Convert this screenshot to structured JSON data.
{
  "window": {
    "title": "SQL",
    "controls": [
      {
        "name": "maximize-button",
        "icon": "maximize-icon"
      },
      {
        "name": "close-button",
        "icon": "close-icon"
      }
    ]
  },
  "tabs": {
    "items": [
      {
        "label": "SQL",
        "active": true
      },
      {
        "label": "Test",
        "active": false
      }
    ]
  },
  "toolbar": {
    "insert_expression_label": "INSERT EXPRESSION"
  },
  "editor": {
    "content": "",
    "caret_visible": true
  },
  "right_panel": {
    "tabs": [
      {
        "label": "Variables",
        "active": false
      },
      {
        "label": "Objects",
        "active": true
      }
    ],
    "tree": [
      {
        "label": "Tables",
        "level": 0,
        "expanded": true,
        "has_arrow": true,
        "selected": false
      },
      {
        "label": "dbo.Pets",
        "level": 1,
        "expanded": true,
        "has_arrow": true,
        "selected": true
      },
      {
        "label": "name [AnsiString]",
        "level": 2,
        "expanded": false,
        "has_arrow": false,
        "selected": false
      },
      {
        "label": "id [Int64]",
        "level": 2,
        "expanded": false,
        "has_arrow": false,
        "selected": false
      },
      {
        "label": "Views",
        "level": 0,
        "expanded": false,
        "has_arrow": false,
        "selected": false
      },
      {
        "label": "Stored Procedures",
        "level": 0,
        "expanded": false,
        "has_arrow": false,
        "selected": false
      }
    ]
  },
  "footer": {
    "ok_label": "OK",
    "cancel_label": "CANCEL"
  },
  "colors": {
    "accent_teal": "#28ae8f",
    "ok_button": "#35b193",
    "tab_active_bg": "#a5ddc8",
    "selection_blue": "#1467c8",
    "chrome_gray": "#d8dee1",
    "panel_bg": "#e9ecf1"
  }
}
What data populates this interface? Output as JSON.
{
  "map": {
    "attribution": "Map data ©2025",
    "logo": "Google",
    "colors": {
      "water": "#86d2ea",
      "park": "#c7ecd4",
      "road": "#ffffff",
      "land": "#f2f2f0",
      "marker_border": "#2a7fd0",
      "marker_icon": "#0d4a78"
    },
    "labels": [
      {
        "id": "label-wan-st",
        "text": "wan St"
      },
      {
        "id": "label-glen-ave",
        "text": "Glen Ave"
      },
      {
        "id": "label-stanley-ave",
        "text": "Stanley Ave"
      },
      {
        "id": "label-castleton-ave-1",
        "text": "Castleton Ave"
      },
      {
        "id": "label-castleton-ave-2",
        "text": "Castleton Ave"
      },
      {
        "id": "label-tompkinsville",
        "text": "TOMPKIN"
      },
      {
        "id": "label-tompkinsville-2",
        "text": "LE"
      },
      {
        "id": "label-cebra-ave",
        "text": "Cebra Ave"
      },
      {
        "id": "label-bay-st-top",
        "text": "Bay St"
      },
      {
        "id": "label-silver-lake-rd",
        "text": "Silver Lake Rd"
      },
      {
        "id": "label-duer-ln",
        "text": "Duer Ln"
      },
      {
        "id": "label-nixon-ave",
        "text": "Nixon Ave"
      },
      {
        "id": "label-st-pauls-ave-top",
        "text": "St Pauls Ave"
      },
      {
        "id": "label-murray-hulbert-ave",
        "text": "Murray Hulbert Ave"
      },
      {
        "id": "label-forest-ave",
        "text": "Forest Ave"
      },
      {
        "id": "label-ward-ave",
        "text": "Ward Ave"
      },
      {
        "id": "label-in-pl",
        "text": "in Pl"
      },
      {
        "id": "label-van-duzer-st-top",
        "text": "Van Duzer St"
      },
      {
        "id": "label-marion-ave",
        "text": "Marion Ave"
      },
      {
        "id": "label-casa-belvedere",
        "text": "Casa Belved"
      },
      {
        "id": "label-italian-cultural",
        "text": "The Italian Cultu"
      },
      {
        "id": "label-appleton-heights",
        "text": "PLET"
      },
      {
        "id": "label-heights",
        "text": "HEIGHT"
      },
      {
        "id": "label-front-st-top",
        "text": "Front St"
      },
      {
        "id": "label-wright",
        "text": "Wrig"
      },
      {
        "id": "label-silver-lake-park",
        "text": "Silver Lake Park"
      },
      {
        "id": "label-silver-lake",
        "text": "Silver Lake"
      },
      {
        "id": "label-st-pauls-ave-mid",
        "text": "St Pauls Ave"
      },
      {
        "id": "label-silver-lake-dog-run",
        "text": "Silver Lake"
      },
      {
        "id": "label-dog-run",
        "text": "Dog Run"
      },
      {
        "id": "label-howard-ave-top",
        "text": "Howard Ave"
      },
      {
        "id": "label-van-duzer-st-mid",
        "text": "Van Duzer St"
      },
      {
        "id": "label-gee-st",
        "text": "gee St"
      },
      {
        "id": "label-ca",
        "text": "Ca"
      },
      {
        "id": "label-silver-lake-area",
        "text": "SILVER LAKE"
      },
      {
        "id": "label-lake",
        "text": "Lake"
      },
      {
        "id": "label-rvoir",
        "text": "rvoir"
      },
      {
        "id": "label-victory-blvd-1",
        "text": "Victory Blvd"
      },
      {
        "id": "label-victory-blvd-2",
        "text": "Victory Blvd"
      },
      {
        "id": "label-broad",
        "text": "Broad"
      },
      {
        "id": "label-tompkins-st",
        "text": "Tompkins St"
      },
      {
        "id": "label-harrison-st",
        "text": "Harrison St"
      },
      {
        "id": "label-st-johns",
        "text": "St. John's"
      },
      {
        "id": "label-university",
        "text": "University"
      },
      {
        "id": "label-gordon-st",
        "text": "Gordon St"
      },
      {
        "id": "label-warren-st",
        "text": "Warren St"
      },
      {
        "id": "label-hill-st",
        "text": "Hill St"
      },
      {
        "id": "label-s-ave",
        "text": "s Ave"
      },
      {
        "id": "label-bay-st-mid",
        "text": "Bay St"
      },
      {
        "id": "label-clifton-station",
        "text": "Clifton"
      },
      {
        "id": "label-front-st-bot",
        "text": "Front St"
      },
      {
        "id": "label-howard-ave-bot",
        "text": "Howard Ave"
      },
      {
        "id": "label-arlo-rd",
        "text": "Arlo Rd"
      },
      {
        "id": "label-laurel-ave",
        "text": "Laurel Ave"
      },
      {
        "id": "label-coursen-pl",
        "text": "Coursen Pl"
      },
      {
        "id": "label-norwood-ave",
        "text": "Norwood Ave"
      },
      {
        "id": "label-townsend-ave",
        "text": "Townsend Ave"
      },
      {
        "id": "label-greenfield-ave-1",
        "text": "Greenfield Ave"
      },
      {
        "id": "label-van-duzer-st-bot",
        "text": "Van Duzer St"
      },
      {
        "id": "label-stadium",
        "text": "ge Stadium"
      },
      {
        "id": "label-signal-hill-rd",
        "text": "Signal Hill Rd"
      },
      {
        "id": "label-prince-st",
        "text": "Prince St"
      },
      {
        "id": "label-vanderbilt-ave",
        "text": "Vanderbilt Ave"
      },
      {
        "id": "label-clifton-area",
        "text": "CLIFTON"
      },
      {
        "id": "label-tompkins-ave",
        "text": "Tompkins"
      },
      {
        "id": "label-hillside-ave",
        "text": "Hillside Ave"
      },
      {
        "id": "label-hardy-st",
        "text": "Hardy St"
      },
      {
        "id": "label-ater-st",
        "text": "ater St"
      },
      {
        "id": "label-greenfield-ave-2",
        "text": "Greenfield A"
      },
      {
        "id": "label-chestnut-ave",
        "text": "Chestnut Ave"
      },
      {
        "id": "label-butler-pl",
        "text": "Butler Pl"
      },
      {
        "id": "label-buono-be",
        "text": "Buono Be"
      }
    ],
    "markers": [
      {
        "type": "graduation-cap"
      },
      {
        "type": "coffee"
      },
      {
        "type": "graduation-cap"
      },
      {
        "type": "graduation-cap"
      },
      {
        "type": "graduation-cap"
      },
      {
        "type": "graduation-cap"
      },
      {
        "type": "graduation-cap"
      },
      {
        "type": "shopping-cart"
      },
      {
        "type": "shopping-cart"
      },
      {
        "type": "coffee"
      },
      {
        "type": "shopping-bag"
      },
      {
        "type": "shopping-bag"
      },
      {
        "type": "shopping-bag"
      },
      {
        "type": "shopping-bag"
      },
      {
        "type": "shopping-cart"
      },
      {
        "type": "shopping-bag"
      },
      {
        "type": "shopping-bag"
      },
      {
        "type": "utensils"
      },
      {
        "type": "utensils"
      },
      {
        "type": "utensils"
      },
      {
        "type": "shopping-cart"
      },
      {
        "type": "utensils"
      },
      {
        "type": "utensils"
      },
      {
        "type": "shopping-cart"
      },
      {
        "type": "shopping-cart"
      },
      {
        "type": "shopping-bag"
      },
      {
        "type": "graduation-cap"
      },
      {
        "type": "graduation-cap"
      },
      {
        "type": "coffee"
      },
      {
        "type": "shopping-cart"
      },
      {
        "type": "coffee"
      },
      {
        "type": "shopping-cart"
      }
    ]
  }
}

^^^^^^^^^^^^^^^^

#### YOUR INSTRUCTIONS
Locate all lines holding the word "maximize", then copy them out.

#### WRITTEN RESPONSE
        "name": "maximize-button",
        "icon": "maximize-icon"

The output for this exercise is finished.